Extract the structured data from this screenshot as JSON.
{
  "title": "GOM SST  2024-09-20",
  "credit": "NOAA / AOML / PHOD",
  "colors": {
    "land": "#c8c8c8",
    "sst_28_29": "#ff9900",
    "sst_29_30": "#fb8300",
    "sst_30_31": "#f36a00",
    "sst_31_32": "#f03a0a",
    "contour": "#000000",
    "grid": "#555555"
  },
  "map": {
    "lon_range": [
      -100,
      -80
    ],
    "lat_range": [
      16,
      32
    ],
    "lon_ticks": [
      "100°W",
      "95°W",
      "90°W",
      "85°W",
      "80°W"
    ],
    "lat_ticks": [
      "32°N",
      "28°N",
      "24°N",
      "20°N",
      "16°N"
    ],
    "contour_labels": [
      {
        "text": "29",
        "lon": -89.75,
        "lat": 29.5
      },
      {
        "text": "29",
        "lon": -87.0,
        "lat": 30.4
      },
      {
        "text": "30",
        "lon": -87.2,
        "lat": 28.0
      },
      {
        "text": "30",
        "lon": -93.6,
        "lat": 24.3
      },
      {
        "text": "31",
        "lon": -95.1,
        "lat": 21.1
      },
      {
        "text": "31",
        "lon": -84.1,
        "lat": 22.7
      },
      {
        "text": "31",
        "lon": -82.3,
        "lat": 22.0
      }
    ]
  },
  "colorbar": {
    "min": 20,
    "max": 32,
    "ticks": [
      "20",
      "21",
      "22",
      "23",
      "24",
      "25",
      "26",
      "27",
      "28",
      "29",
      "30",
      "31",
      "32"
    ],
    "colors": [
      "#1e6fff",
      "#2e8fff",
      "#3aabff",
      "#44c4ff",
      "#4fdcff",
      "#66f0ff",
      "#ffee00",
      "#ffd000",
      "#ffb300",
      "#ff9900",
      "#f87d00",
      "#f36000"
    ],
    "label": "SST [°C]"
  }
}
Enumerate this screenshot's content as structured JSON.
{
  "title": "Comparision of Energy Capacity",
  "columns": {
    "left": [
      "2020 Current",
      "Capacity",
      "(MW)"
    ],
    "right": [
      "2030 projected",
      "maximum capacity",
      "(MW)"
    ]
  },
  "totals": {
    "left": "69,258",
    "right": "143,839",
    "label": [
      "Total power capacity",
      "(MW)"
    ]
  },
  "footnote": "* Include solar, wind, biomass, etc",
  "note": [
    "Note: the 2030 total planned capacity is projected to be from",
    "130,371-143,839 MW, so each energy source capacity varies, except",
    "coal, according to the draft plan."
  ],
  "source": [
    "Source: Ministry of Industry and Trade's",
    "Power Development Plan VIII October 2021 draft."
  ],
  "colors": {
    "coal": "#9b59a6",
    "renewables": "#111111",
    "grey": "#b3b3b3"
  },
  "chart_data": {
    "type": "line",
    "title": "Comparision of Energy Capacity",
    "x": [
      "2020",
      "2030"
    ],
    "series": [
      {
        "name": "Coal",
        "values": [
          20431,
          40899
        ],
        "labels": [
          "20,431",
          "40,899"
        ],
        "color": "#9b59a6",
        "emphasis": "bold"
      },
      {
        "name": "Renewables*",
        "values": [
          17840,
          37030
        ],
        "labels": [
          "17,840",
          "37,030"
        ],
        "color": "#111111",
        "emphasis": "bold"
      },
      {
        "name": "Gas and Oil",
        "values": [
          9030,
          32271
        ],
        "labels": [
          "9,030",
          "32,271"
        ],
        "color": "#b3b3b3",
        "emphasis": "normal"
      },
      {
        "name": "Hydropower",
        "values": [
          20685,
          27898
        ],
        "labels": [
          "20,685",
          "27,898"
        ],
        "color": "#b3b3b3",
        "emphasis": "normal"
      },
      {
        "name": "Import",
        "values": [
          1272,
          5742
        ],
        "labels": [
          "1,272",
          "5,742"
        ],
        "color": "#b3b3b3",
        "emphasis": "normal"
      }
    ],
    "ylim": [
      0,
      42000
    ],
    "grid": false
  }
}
==*==
Identify the lines that hold the word "this". Copy every one of them.

Extract the structured data from this screenshot as JSON.
Enumerate this screenshot's content as structured JSON.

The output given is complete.